Domande:
a – Chi è l'autore del libro "Success and Luck" citato nel testo sul merito?
b – Prosegui il testo sul merito a partire dalla sua ultima frase.

Testo fornito:

In queste poche righe strutturerò la mia teoria sul merito, e per farlo comincerò a parlare di uno dei miei sport preferiti: il tennis.
Nel momento in cui scrivo, il 1° tennista italiano al mondo è l’altoatesino Yannick Sinner, che è anche numero 17 del ranking ATP.
Un atleta come Sinner, al pari di atleti di altre discipline o di chi raggiunge risultati eccellenti in altri campi della vita, sembra realizzare pienamente l’equazione con cui la nostra società traduce il merito:
Merito = Talento + Impegno
Quanto funziona questa formula, nella realtà empirica della vita?
Provocatoriamente, mi viene da domandarmi: se Sinner fosse nato nel Burundi, o in Pakistan, sarebbe diventato il campione che è?
La domanda è provocatoria, ma fino a un certo punto: la mia teoria è che in ambito sportivo, artistico, professionale, ecc. talento ed impegno contino moltissimo, come contano però altri innumerevoli fattori.
Tra questi, la famiglia ed il paese di origine, il contesto sociale e la fase economica in cui ciascuno vive gli anni della maturità professionale, gli incontri personali e professionali ed infine la benedizione della Dea Fortuna.
Molte persone di ‘’successo’’, gonfiando l’ego di superbia ne rinnegano i servigi, eppure a molti di noi sarà capitato di constatare come un incontro, od altre casualità, siano state in grado di indirizzare non solo una carriera, ma una vita intera.
Nel suo libro Success and Luck (2016), l’economista americano Robert Frank ricostruisce le coincidenze che hanno portato Bill Gates, il fondatore di Microsoft, alla sua fortuna stellare.
La fortuna ha avuto un ruolo essenziale nel fornire le circostanze in cui le sue capacità si sono tradotte in successi.
Questo avviene soprattutto quando si ha a che fare con un trionfo enorme in un contesto competitivo.
Senza dubbio ci sono altri programmatori competenti quanto Bill Gates che, nonostante tutto, non sono riusciti a diventare la persona più ricca del pianeta.
Così come ci sono tantissimi ragazzi straordinari a giocare a tennis, che non diventeranno mai il numero 17 del ranking mondiale.
Tutto questo non nega la diligenza e il talento delle persone affermate, ma dimostra che il legame tra merito e risultato è più debole di quanto si creda.

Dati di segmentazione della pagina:
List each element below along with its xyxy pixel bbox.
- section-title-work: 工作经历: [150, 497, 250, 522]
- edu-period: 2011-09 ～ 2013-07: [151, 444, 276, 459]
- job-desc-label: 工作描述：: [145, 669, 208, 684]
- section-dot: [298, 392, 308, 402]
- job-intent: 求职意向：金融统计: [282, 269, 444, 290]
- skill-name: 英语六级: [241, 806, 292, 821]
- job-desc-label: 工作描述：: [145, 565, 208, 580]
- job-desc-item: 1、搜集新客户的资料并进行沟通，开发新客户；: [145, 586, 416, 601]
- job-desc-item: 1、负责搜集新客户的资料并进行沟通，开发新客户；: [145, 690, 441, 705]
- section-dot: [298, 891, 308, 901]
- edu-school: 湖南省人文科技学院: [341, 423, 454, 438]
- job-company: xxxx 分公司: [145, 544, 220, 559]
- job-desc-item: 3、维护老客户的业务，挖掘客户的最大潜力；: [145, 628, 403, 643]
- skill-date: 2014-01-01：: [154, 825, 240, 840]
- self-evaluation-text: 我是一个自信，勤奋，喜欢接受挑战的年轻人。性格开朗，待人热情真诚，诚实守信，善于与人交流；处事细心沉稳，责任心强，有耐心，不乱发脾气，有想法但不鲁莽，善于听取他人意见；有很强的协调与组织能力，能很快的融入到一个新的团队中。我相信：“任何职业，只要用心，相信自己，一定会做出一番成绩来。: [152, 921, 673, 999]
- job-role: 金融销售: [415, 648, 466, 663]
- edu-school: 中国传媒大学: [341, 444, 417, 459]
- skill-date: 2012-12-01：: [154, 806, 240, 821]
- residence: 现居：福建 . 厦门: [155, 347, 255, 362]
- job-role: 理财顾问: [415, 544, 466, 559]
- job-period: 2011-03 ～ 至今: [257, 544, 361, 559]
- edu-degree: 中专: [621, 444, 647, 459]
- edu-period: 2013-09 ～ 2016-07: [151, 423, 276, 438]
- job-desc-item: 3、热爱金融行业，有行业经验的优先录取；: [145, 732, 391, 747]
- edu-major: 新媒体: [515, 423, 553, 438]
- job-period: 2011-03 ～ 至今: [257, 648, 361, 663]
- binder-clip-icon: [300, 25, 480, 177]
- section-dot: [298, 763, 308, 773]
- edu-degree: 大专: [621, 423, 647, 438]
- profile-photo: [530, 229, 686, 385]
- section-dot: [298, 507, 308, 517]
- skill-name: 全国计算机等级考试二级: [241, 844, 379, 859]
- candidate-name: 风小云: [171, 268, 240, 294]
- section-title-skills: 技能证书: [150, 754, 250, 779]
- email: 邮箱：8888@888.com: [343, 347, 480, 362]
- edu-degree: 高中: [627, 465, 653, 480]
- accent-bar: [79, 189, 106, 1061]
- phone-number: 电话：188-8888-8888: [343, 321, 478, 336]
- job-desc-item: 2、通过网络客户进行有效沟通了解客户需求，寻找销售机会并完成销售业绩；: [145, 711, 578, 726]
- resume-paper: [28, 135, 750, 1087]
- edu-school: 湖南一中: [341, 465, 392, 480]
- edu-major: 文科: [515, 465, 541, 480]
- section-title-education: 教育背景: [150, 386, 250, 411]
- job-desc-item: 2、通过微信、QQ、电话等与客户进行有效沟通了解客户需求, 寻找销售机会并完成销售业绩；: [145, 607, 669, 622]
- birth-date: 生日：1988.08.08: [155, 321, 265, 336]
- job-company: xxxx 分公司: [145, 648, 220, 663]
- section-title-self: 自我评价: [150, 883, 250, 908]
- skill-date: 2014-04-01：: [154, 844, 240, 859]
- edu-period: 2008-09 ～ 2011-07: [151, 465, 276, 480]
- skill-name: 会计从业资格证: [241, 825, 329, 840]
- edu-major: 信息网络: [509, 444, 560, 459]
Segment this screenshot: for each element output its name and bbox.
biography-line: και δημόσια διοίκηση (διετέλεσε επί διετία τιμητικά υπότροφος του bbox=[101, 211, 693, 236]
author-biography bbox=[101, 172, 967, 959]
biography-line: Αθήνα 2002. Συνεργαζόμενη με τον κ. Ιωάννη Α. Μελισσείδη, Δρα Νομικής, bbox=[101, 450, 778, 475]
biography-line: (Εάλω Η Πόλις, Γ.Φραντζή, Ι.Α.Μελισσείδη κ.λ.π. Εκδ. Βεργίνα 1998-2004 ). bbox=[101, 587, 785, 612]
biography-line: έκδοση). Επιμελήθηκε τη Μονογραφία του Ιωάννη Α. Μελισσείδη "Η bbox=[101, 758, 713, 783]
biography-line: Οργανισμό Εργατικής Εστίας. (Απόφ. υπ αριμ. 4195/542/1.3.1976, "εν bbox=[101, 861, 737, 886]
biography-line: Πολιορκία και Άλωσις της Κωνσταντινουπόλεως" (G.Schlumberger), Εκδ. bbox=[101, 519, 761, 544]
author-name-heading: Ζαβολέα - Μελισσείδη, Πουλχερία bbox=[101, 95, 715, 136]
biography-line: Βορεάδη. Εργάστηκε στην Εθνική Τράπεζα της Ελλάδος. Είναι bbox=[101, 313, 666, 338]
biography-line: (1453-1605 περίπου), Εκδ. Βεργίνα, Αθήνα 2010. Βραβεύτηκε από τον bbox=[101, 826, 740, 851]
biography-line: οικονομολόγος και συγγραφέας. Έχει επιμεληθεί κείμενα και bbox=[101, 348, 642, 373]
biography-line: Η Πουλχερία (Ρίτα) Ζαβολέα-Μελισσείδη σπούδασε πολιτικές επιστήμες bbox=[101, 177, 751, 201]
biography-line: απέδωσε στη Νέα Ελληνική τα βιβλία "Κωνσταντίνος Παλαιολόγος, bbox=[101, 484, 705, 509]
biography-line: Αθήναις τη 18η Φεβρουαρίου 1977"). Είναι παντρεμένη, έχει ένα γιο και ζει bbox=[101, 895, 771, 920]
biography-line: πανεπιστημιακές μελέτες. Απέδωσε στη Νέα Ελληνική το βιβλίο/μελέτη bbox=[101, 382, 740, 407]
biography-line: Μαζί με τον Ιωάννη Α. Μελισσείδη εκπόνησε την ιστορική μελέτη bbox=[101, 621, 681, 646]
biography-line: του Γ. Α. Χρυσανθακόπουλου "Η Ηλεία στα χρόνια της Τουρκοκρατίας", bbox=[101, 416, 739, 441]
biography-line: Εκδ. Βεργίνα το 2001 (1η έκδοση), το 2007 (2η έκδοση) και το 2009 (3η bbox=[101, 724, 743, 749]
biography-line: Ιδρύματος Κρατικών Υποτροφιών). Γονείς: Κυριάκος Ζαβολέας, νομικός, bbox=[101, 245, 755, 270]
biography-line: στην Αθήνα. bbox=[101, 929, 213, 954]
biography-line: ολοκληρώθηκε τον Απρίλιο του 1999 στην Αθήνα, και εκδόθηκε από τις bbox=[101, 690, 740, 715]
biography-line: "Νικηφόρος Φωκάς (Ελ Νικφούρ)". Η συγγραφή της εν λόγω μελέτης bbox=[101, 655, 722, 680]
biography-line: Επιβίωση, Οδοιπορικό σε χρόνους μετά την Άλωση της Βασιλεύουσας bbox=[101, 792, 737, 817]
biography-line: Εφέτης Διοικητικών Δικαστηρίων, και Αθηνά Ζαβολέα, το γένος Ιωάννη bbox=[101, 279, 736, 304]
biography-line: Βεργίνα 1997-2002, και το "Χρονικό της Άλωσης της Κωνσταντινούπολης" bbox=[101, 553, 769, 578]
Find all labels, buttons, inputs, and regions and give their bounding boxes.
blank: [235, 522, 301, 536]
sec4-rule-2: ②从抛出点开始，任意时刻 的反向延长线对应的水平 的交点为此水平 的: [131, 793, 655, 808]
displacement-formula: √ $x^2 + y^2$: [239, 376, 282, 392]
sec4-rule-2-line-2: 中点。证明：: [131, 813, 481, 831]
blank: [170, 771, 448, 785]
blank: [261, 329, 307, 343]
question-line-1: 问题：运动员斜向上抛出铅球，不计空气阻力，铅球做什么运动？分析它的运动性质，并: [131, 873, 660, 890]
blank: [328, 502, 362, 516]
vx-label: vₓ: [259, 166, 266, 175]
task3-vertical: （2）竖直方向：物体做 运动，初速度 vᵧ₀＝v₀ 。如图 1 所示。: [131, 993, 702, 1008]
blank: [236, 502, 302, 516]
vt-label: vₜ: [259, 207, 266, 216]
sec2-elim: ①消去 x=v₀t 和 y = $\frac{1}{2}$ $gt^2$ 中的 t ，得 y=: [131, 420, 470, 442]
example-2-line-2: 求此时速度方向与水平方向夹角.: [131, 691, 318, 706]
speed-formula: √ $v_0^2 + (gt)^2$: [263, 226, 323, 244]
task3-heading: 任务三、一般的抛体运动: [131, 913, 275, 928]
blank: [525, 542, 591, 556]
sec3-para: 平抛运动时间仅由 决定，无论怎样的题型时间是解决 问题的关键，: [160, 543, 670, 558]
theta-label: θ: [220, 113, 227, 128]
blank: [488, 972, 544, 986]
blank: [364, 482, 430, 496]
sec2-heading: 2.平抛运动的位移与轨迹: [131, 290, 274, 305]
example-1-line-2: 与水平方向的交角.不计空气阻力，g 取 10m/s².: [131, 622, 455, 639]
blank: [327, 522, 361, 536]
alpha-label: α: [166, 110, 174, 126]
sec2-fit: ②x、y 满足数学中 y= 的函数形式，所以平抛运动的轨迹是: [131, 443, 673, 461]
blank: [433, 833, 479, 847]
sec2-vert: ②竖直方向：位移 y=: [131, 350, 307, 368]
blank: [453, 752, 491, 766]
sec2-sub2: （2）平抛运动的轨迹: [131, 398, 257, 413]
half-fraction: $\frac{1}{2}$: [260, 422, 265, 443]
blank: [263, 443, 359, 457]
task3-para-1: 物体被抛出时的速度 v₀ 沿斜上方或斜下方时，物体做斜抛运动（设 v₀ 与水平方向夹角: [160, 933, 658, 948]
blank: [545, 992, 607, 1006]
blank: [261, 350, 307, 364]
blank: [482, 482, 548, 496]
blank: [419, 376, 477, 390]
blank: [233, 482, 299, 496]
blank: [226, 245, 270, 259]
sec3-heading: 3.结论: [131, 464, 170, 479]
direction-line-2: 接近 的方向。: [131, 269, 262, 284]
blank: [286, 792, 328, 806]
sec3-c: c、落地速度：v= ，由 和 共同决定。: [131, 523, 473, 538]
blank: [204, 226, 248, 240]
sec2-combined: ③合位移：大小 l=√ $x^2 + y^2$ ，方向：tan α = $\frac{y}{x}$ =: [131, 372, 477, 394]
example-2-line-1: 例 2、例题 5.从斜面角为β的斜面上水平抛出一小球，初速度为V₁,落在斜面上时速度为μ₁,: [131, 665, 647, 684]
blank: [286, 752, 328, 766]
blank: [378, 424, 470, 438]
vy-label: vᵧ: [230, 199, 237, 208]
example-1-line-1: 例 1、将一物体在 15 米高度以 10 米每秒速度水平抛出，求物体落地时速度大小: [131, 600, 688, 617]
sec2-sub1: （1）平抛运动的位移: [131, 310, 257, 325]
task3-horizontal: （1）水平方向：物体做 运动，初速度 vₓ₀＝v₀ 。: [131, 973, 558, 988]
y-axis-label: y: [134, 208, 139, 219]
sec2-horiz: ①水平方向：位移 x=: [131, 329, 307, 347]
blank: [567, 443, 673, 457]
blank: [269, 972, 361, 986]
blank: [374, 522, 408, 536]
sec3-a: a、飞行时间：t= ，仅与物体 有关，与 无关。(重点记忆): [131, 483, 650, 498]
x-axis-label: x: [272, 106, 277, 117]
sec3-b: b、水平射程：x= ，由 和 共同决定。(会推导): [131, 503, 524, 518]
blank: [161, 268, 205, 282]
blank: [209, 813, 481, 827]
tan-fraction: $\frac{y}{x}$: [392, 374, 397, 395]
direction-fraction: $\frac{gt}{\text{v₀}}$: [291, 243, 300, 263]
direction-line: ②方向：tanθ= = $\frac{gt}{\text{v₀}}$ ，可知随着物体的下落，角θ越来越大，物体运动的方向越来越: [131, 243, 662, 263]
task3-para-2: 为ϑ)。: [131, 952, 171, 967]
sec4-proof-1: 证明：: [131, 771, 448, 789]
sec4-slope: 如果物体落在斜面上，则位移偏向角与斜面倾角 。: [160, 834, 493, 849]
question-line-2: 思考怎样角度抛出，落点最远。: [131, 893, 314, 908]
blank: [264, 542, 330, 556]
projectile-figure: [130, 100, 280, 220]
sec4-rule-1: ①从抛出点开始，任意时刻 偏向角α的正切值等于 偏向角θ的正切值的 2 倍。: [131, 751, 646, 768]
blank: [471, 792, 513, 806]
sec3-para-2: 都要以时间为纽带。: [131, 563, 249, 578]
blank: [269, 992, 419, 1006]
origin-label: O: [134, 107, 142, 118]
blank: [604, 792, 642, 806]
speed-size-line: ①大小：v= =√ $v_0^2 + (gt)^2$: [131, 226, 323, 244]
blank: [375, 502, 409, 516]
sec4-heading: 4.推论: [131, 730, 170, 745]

Risposte numerate:
a – L'economista americano Robert Frank.

b –
Nel già citato testo ‘’La tirannia del merito’’, il filosofo americano Michael Sandel illustra come ancora oggi, più di due terzi degli studenti delle università americane più prestigiose provenga dal 20% più ricco della popolazione.
Come è chiaro a tutti, nascere in un Paese ricco, o in una famiglia benestante non può essere merito proprio.
Ed avere talento e sapersi impegnare?
Il talento, come sappiamo, è molto legato alla predisposizione genetica, per cui è difficile pensare che se vengo al mondo con un’abilità particolare a giocare a calcio o a disegnare, sia merito mio.
E chi senza un particolare talento, raggiunge risultati straordinari grazie ad un impegno fuori dal comune?
Le neuroscienze non hanno ancora dimostrato che la perseveranza, la determinazione, la capacità di darsi degli obiettivi e di perseguirli con costanza, tutti elementi che facciamo ricadere nella categoria dell’“impegno”, rappresentino funzioni che non abbiano basi ereditarie.
Questo significa che chi si impegna ed ottiene risultati deve essere apprezzato e riconosciuto, ma che la sua capacità di impegnarsi derivi anche da fattori fuori del suo controllo.
Concludo la trattazione della teoria del merito, con una ricerca svolta sempre da Frank, il quale ha dimostrato empiricamente che le persone che sono in grado di valorizzare fattori esogeni, alla base del loro successo, come fortuna o aiuto degli altri, sono molto più inclini ad aiutare il prossimo in difficoltà od a compiere iniziative di beneficienza, rispetto a coloro che credono dogmaticamente all’impegno e alle capacità.
Poiché ritengo che non possa esistere vero successo senza condivisione, sono lieto di aver scoperto che il merito rigidamente inteso alimenti l’egoismo e la discriminazione, mentre un’idea che abbraccia anche la fortuna nutre apertura di cuore e gratitudine.